What is required |
Please answer these from the post about Lost below:
(a) In what year did the writer first watch Lost?
(b) Which episode recounted the Tailies' experiences during their first two months on the island?
(c) What words were printed on the shirts that appeared on the Internet after Michael released Ben?

Sunday, July 22, 2007

What I'm Watching - Lost

There is so much to say about this episode. I will start off by writing generally about the history of the quality of Lost, in my opinion, and how this season has been so far (I will talk about events that happen in the first three seasons - SPOILER ALERT). Below that will be a discussion of this specific episode (MAJOR SPOILER ALERT), which you will have to highlight over to see.

I watched the first episode of Lost way back when it first premiered in 2004 and was unimpressed. I later was encouraged to give it another chance, and I realized that the first half of the pilot (the first episode shown) was sub-par for Lost, and the second episode (the second half of the pilot) is far better, and truly sums up what Lost is all about. It started some of the best relationships on television, including those between Sawyer and Sayid, Michael and Jin, Jake and Kate, and Claire and Charlie. Boone's demise and Locke's fascination with the island were played out very well. The episode which revealed Locke's history in a wheelchair, "Walkabout," was stunning. Shannon, who could have been a throwaway character, was put to good use with her surprising relationship with Sayid. The Others, as this mystical kind of whispering voice, were frightening and mysterious, and that was great. The recording of the French woman stranded on the island, as well as the discovery of the plane and the appearance of the polar bear, all helped to make Lost a fantastically enjoyable show with just enough sci-fi and a good balance of realistic grounding to make it work.

Season Two started off so well, and I enjoyed the lack of any resolution of some of the plots (Michael, Sawyer, and Jin) until a few episodes in. The idea of the Tailies was fascinating, and the episode "The Other 48 Days," recounting their experiences during the first two months on the island, was excellent. And I doubt there could have been any better way to unite the Tailies and our familiar castaways than with the dramatic shooting of Shannon (so well done). The Hatch was a bit interesting, and I was beyond thrilled when The Others popped up with Torches and Kate as a prisoner, though I do feel the show was more exciting (in a supernatural sense, of course) when The Others were merely freaky whispers in the woods.

I think Season Two really took a dive when Michael released Ben. That had been a great plotline, what with the balloon and the grave, etc. Michael's radical transformation into a murderer seemed forced, and his reliance on the trustworthiness of the The Others a tad much. The fact that shirts popped up on the Internet within days of the episode's airing with the words "Guns don't kill people, Michael kills people" indicates a major decrease in quality for the show. The end of last season was rather poor, offering up too much mystery and far too many unanswered questions.

Given information |
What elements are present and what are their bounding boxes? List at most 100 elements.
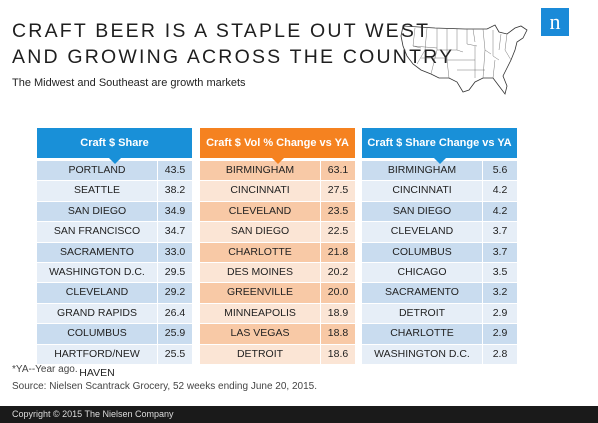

The response |
(a) 2004
(b) "The Other 48 Days"
(c) "Guns don't kill people, Michael kills people"